• **Dataset**
§
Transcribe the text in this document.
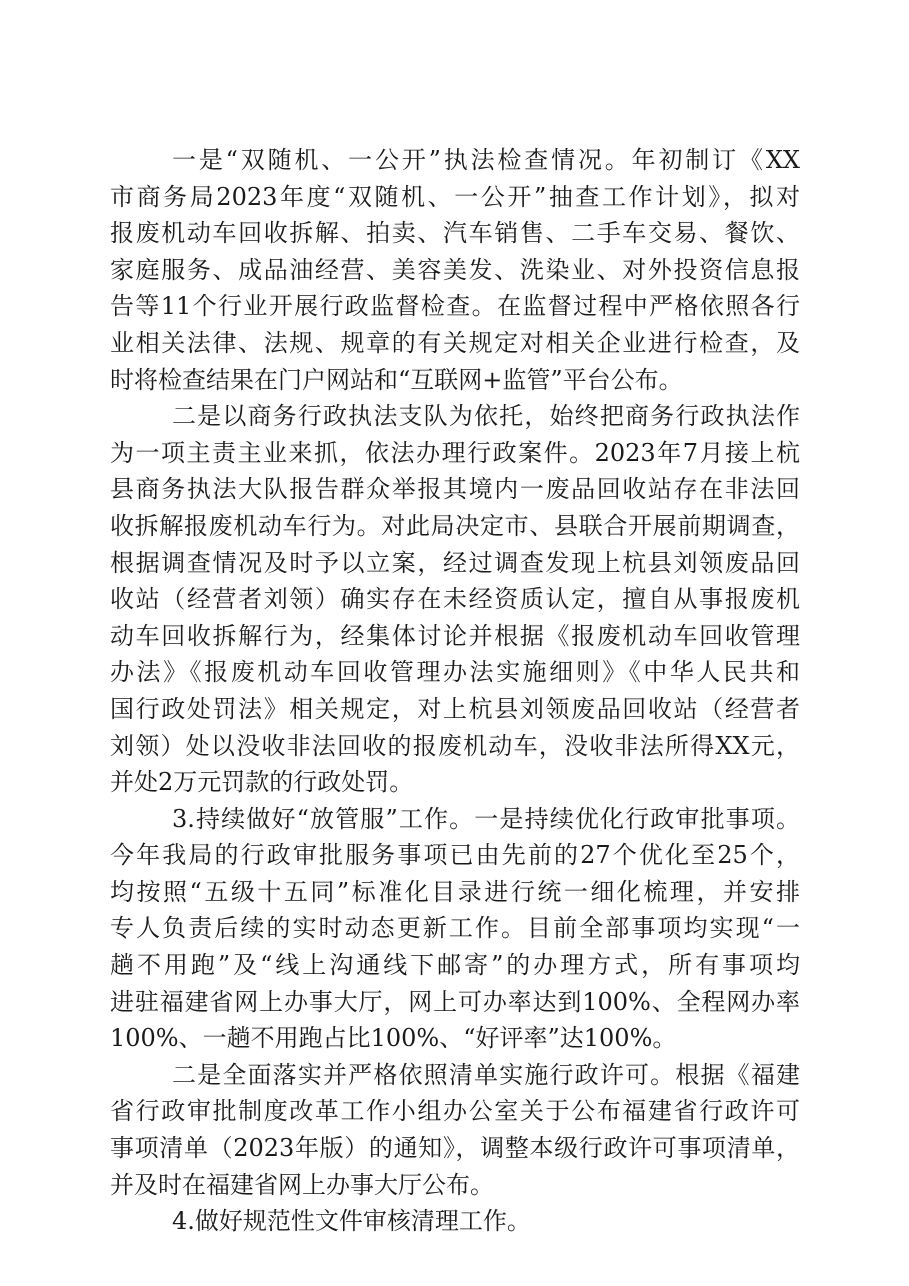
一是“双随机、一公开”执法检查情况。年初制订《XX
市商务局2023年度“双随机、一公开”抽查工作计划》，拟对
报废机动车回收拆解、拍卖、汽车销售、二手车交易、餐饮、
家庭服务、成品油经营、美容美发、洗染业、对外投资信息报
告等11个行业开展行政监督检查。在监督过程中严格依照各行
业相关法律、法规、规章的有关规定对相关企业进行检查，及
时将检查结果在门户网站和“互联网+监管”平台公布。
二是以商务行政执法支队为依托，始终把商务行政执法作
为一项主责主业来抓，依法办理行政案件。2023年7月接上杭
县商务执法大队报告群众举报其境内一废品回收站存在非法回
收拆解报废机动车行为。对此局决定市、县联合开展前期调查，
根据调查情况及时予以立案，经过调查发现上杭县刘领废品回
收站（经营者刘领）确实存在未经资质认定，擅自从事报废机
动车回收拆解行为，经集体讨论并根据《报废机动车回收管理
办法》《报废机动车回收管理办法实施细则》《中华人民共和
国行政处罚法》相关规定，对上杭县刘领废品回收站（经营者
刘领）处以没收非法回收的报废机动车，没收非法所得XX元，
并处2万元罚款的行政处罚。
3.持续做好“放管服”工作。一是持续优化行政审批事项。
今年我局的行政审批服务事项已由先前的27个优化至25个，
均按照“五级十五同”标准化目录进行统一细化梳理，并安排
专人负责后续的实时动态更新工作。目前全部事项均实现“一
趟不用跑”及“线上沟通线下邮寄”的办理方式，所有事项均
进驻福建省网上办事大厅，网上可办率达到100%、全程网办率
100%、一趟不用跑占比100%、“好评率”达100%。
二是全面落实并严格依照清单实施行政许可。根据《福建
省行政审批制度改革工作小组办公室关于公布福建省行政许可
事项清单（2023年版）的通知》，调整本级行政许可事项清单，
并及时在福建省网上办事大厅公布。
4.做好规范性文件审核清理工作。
§
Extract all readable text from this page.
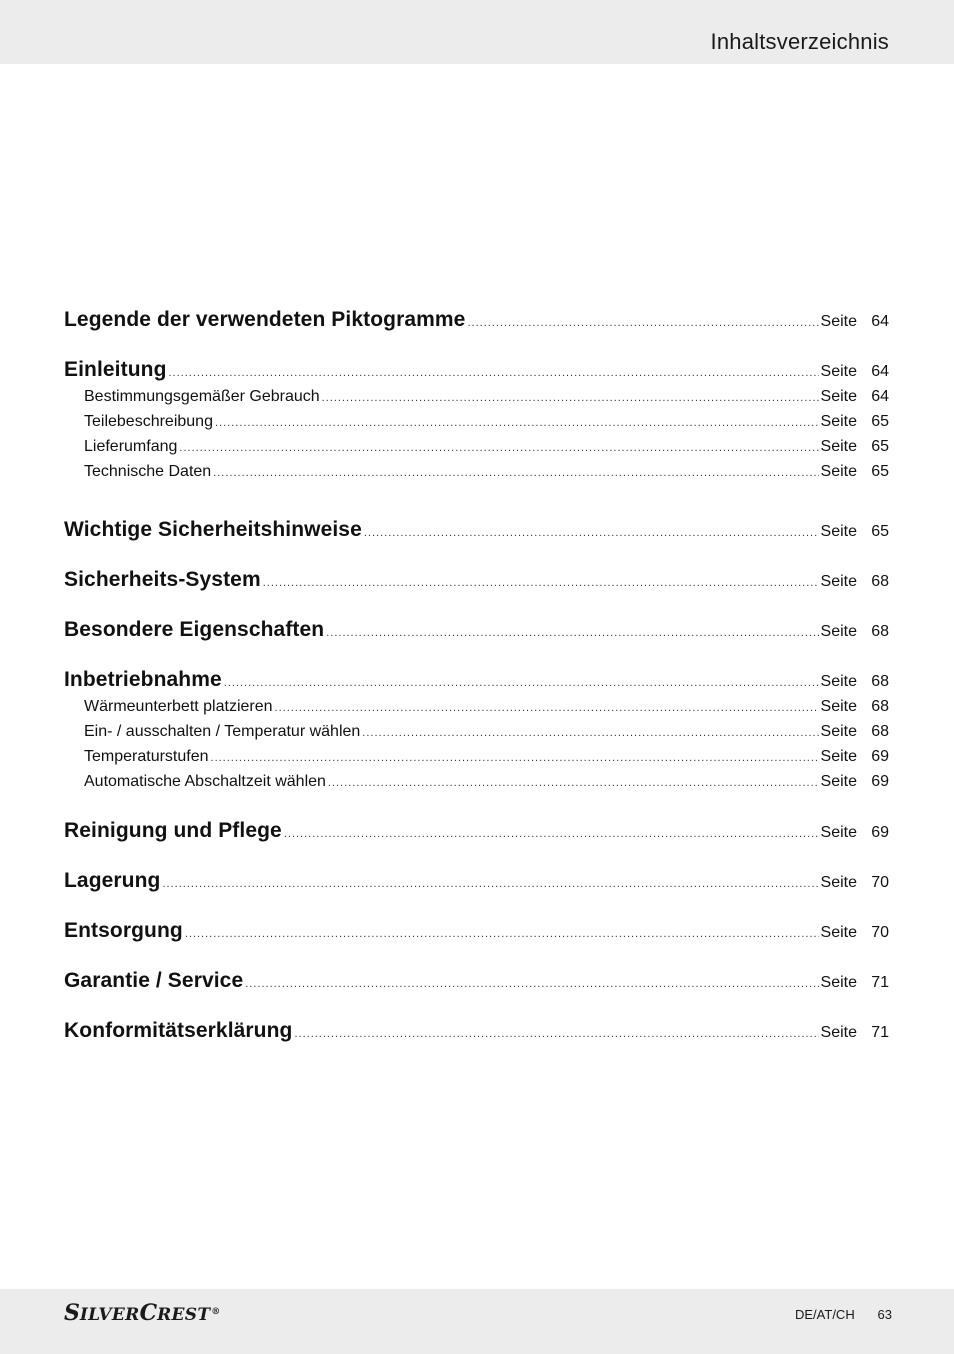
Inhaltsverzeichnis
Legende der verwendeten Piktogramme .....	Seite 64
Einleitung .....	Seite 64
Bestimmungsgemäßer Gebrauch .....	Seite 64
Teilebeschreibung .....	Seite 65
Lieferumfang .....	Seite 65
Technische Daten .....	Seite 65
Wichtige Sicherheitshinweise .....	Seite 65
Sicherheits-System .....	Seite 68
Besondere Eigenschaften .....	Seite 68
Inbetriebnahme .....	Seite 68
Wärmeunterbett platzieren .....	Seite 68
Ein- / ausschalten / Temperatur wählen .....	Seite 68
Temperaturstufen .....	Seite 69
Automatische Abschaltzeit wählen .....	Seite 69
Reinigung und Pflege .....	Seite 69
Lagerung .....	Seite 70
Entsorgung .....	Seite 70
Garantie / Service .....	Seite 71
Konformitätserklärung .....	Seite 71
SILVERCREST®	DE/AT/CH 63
§
• **Set task**
Determine how many lines of the listing above hold the word "text". Report that number without anything else.

• **Result for this exercise**
2